Look for the string "Meadow" in every line, and copy each line that has it.

+-------+

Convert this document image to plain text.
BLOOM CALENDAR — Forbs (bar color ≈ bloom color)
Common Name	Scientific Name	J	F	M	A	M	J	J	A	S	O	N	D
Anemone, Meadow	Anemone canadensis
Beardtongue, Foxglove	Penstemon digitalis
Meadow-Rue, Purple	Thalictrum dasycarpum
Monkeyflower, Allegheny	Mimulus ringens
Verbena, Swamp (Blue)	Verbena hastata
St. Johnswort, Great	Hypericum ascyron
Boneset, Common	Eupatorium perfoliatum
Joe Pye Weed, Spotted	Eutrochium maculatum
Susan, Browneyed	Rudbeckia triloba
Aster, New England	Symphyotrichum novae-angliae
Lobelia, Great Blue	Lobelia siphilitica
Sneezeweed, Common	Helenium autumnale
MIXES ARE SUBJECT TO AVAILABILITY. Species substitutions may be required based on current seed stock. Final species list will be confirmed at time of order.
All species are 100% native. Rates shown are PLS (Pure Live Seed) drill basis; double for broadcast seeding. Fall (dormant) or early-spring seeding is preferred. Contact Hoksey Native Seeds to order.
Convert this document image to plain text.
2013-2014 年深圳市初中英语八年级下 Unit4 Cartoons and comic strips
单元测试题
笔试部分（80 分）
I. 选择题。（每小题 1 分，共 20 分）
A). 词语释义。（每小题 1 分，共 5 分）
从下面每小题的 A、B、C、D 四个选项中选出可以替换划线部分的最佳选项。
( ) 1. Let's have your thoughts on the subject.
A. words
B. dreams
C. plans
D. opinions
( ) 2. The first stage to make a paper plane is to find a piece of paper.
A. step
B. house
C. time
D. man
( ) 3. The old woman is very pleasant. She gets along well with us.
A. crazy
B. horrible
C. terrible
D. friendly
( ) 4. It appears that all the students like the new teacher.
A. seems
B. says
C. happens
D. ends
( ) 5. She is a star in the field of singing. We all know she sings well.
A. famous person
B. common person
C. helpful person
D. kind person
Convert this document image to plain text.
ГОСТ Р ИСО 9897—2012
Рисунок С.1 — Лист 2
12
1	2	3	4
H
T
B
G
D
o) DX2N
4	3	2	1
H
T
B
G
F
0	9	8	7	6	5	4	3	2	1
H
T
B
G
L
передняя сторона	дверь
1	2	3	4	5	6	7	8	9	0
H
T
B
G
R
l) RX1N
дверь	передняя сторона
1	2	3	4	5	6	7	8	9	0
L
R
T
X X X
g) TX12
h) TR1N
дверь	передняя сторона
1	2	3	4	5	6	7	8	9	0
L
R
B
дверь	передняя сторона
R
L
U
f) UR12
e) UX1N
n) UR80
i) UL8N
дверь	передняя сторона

+-------+

### RESULT
Anemone, Meadow	Anemone canadensis
Meadow-Rue, Purple	Thalictrum dasycarpum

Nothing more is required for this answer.